** start of Data provided **

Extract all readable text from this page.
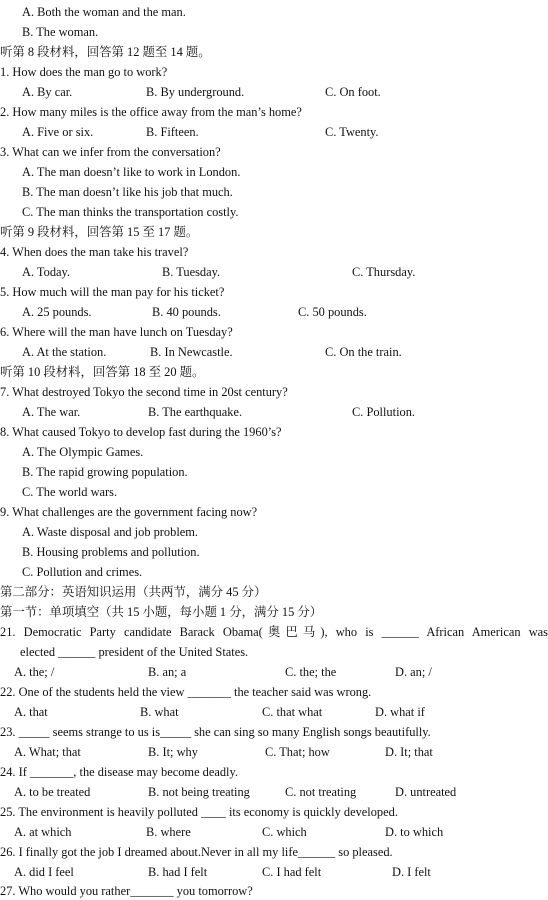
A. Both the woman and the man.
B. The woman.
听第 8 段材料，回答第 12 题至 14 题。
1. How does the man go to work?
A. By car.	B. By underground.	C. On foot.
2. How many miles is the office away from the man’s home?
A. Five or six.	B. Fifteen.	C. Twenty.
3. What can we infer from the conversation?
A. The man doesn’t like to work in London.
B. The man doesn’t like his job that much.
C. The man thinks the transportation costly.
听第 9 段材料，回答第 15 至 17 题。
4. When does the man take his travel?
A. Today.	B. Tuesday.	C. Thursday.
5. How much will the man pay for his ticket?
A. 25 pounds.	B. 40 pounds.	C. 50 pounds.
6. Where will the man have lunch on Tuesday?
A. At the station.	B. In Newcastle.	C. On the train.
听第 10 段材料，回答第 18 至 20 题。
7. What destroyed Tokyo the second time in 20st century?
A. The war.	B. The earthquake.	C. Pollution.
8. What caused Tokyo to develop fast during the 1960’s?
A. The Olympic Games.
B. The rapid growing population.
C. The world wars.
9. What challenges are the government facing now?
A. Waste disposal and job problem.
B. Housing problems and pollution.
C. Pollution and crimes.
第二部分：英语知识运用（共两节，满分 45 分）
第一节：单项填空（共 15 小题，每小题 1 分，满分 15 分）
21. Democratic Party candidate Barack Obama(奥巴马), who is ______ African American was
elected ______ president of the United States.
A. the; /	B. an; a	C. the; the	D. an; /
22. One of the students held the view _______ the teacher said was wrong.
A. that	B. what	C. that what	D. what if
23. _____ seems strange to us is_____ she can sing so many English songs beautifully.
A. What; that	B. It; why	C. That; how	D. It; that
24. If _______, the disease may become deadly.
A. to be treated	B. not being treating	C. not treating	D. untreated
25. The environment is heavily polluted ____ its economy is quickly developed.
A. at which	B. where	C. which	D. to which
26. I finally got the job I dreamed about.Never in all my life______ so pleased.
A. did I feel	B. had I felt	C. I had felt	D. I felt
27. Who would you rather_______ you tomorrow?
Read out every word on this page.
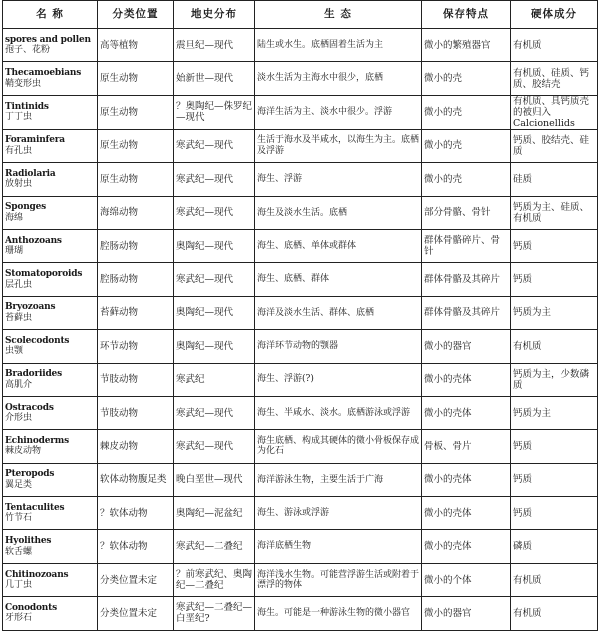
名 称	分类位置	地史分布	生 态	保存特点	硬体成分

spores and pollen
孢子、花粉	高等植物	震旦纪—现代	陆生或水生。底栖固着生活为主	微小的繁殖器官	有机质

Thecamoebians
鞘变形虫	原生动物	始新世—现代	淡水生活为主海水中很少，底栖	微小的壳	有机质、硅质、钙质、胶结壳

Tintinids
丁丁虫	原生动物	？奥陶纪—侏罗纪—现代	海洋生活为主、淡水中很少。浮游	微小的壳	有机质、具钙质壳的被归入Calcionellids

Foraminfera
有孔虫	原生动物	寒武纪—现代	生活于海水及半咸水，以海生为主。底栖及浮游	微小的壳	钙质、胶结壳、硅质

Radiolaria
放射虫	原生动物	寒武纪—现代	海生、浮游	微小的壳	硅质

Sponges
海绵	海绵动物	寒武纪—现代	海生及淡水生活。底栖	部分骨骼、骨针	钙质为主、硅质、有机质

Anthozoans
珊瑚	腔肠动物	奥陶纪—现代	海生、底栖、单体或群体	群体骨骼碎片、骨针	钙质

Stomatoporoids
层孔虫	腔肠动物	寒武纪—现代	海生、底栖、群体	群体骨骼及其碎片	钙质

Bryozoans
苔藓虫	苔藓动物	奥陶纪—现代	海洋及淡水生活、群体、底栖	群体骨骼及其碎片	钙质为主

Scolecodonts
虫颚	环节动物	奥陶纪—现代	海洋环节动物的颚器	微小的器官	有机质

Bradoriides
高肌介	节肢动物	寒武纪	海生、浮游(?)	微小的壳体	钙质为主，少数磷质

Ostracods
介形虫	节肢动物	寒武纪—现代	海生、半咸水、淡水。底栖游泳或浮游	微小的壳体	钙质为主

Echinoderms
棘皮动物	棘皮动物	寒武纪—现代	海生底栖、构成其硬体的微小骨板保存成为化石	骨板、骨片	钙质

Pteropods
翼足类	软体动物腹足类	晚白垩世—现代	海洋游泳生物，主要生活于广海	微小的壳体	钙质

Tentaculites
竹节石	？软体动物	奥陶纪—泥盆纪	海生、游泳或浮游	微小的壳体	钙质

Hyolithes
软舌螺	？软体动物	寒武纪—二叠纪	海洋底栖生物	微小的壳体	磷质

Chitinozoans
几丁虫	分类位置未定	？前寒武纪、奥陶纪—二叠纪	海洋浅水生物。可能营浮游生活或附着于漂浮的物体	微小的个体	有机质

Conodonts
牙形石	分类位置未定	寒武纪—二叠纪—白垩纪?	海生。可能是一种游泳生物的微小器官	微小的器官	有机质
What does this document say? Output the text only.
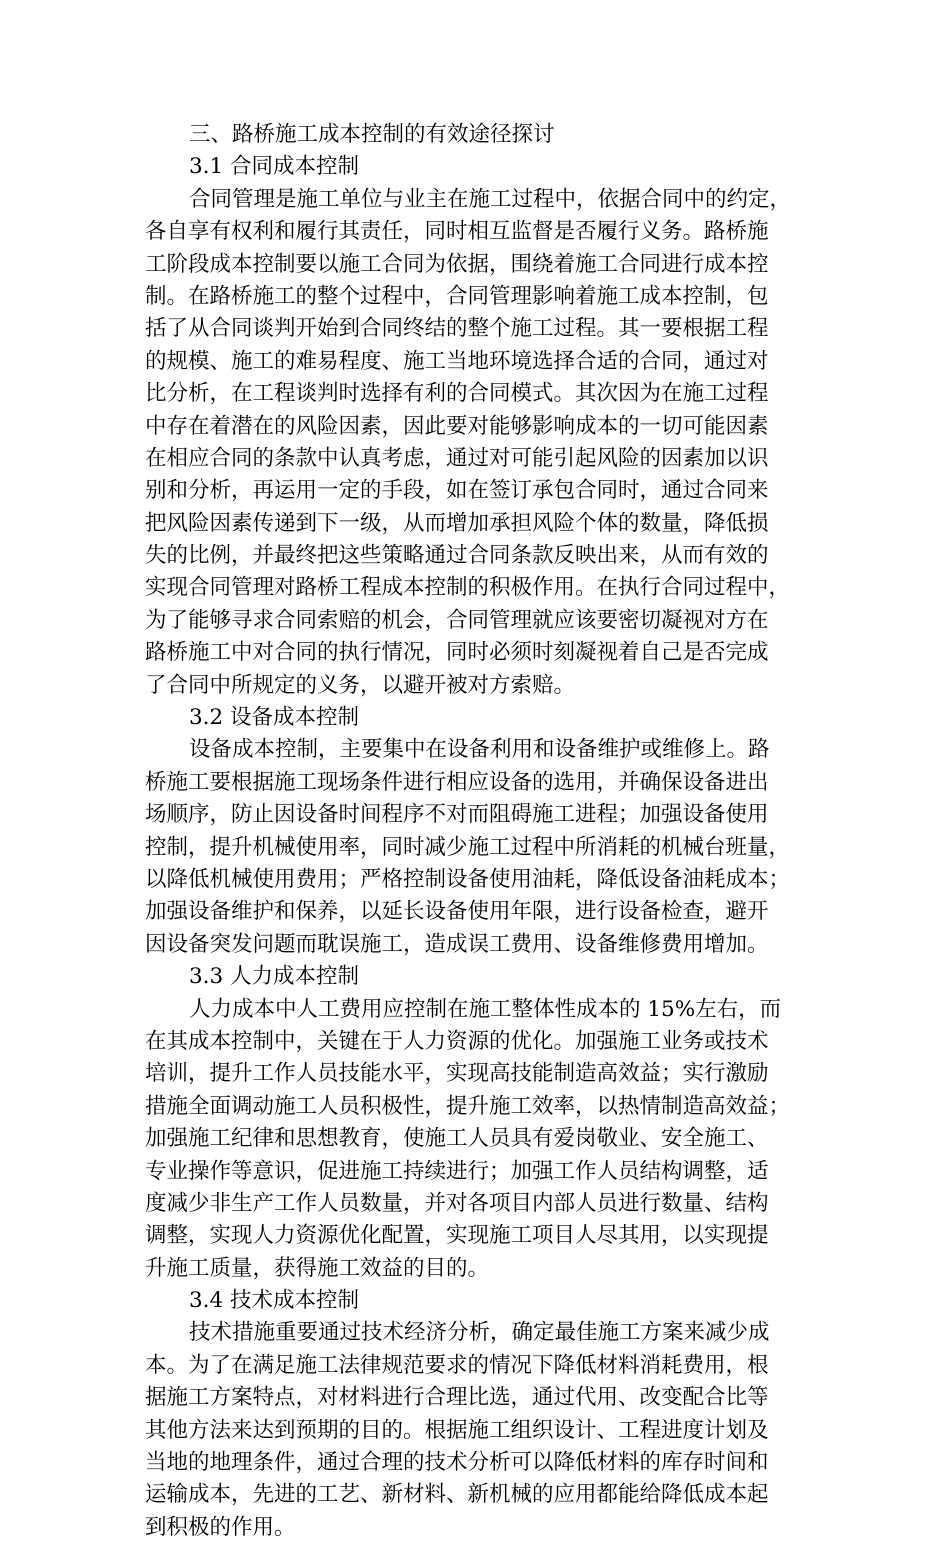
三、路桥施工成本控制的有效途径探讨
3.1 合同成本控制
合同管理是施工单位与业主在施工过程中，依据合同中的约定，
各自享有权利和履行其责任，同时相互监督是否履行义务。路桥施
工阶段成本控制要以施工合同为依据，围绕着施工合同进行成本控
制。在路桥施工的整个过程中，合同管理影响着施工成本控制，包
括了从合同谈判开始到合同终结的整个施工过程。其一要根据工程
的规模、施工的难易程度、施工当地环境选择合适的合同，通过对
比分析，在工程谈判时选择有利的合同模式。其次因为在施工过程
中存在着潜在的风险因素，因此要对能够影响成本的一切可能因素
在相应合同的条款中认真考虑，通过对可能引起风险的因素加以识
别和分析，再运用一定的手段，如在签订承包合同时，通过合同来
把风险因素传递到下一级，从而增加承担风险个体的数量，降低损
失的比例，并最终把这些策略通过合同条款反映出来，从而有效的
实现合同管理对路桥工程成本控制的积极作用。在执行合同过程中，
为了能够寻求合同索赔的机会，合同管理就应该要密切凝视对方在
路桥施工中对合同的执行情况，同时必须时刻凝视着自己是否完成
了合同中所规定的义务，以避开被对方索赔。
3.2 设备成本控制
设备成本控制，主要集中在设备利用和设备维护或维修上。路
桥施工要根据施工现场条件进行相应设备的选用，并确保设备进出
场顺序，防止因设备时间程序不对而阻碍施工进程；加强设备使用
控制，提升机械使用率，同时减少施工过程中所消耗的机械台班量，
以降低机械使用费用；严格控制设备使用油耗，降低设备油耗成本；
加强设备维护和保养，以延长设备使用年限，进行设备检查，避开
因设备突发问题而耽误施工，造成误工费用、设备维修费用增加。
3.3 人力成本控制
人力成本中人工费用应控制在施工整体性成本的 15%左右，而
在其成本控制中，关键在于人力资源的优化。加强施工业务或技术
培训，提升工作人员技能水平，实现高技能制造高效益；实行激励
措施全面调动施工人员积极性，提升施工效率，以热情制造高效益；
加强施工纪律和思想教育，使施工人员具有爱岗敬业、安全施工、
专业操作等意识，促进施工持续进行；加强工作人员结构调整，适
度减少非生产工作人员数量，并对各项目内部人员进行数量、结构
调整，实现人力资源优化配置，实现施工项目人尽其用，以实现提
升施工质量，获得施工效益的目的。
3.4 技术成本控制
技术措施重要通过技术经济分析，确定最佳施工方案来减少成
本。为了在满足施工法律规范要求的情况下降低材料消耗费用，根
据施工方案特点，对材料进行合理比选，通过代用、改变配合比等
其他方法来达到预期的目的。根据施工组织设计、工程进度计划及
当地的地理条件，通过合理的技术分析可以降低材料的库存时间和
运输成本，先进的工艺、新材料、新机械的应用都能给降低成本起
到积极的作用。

** end of Data provided **

#### [Task description]
Show every line from the entries above in which the word "much" appears.

#### [Exercise response]
B. The man doesn’t like his job that much.
5. How much will the man pay for his ticket?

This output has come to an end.